**WHAT TO DO:**
Identify the lines that contain the word "Adam", then copy them.

**Dataset records:**
>>>
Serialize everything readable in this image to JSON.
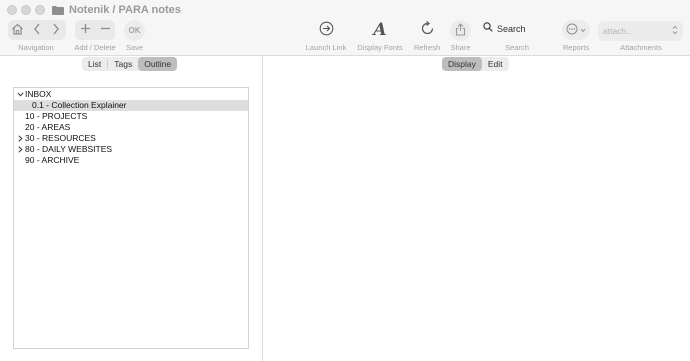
{
  "window": {
    "title": "Notenik / PARA notes"
  },
  "toolbar": {
    "navigation_label": "Navigation",
    "add_delete_label": "Add / Delete",
    "ok_text": "OK",
    "save_label": "Save",
    "launch_link_label": "Launch Link",
    "display_fonts_label": "Display Fonts",
    "refresh_label": "Refresh",
    "share_label": "Share",
    "search_button_text": "Search",
    "search_label": "Search",
    "reports_label": "Reports",
    "attachments_label": "Attachments",
    "attachments_placeholder": "attach..."
  },
  "left_tabs": {
    "items": [
      {
        "label": "List",
        "active": false
      },
      {
        "label": "Tags",
        "active": false
      },
      {
        "label": "Outline",
        "active": true
      }
    ]
  },
  "right_tabs": {
    "items": [
      {
        "label": "Display",
        "active": true
      },
      {
        "label": "Edit",
        "active": false
      }
    ]
  },
  "outline": {
    "items": [
      {
        "label": "INBOX",
        "disclosure": "expanded",
        "level": 0,
        "selected": false
      },
      {
        "label": "0.1 - Collection Explainer",
        "disclosure": "none",
        "level": 1,
        "selected": true
      },
      {
        "label": "10 - PROJECTS",
        "disclosure": "none",
        "level": 0,
        "selected": false
      },
      {
        "label": "20 - AREAS",
        "disclosure": "none",
        "level": 0,
        "selected": false
      },
      {
        "label": "30 - RESOURCES",
        "disclosure": "collapsed",
        "level": 0,
        "selected": false
      },
      {
        "label": "80 - DAILY WEBSITES",
        "disclosure": "collapsed",
        "level": 0,
        "selected": false
      },
      {
        "label": "90 - ARCHIVE",
        "disclosure": "none",
        "level": 0,
        "selected": false
      }
    ]
  },
  "colors": {
    "toolbar_bg": "#f6f6f6",
    "selection_bg": "#dedede",
    "active_tab_bg": "#bdbdbd",
    "muted_text": "#a3a3a3"
  },
  "icons": {
    "home": "home-icon",
    "back": "chevron-left-icon",
    "forward": "chevron-right-icon",
    "add": "plus-icon",
    "delete": "minus-icon",
    "launch_link": "arrow-circle-icon",
    "display_fonts": "font-a-icon",
    "refresh": "refresh-icon",
    "share": "share-icon",
    "search": "magnifier-icon",
    "reports": "ellipsis-circle-icon",
    "attachments": "up-down-chevron-icon",
    "folder": "folder-icon"
  }
}
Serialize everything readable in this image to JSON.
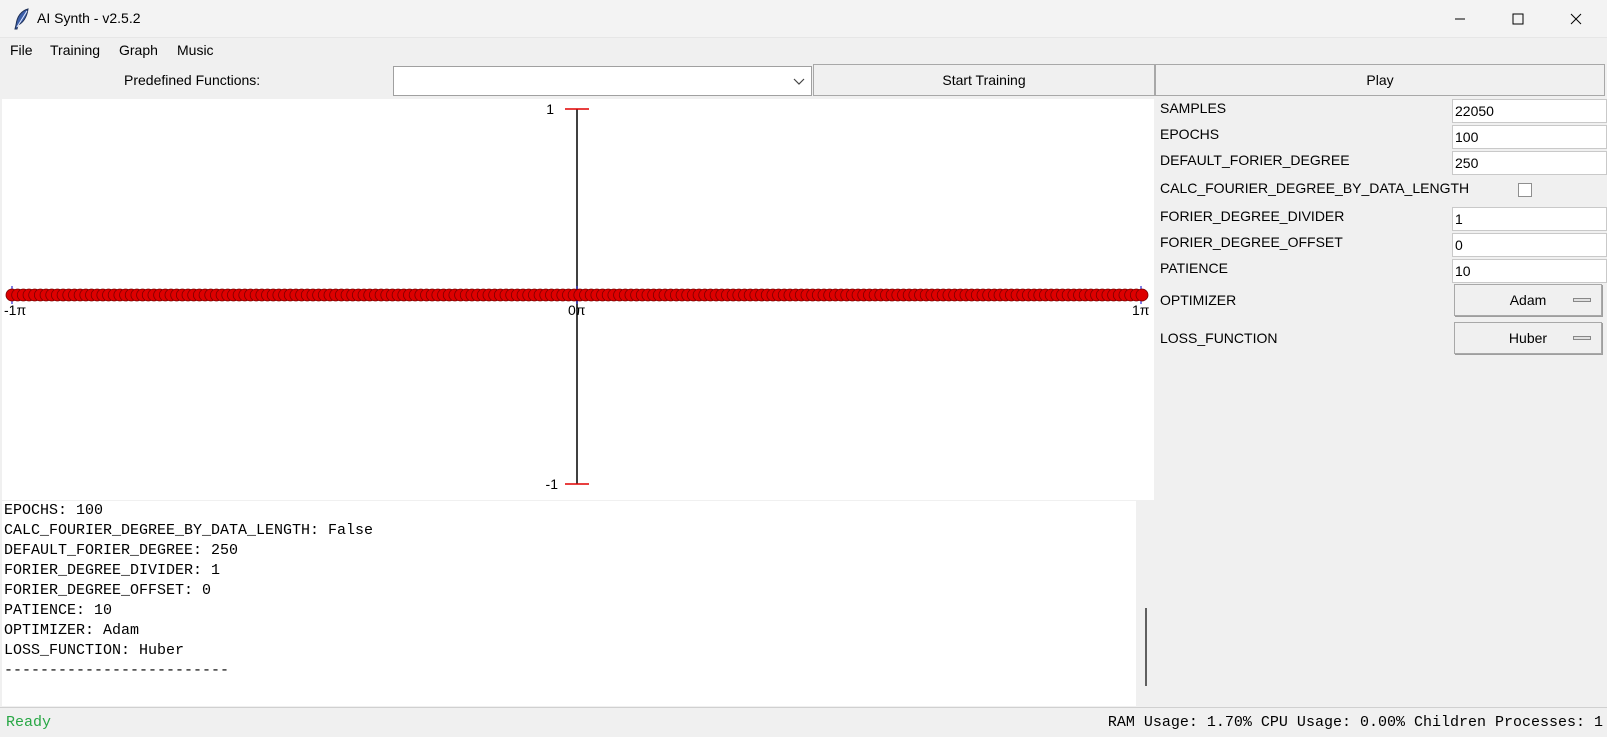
{
  "window": {
    "title": "AI Synth - v2.5.2",
    "app_icon": "feather-icon",
    "controls": [
      "minimize-icon",
      "maximize-icon",
      "close-icon"
    ]
  },
  "menu": [
    "File",
    "Training",
    "Graph",
    "Music"
  ],
  "toolbar": {
    "predefined_label": "Predefined Functions:",
    "predefined_value": "",
    "start_training": "Start Training",
    "play": "Play"
  },
  "graph": {
    "y_max_label": "1",
    "y_min_label": "-1",
    "x_labels": [
      "-1π",
      "0π",
      "1π"
    ],
    "point_count": 200,
    "point_color": "#dd0000",
    "point_outline": "#7a0000",
    "axis_tick_color": "#e00000",
    "x_tick_color": "#0000cc",
    "y_values_all": 0
  },
  "params": {
    "samples_label": "SAMPLES",
    "samples_value": "22050",
    "epochs_label": "EPOCHS",
    "epochs_value": "100",
    "default_degree_label": "DEFAULT_FORIER_DEGREE",
    "default_degree_value": "250",
    "calc_label": "CALC_FOURIER_DEGREE_BY_DATA_LENGTH",
    "calc_checked": false,
    "divider_label": "FORIER_DEGREE_DIVIDER",
    "divider_value": "1",
    "offset_label": "FORIER_DEGREE_OFFSET",
    "offset_value": "0",
    "patience_label": "PATIENCE",
    "patience_value": "10",
    "optimizer_label": "OPTIMIZER",
    "optimizer_value": "Adam",
    "loss_label": "LOSS_FUNCTION",
    "loss_value": "Huber"
  },
  "console": {
    "lines": [
      "EPOCHS: 100",
      "CALC_FOURIER_DEGREE_BY_DATA_LENGTH: False",
      "DEFAULT_FORIER_DEGREE: 250",
      "FORIER_DEGREE_DIVIDER: 1",
      "FORIER_DEGREE_OFFSET: 0",
      "PATIENCE: 10",
      "OPTIMIZER: Adam",
      "LOSS_FUNCTION: Huber",
      "-------------------------"
    ]
  },
  "status": {
    "left": "Ready",
    "left_color": "#28a745",
    "right": "RAM Usage: 1.70% CPU Usage: 0.00% Children Processes: 1"
  }
}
<<<
**CORRECT ANSWER:**
    "optimizer_value": "Adam",
      "OPTIMIZER: Adam",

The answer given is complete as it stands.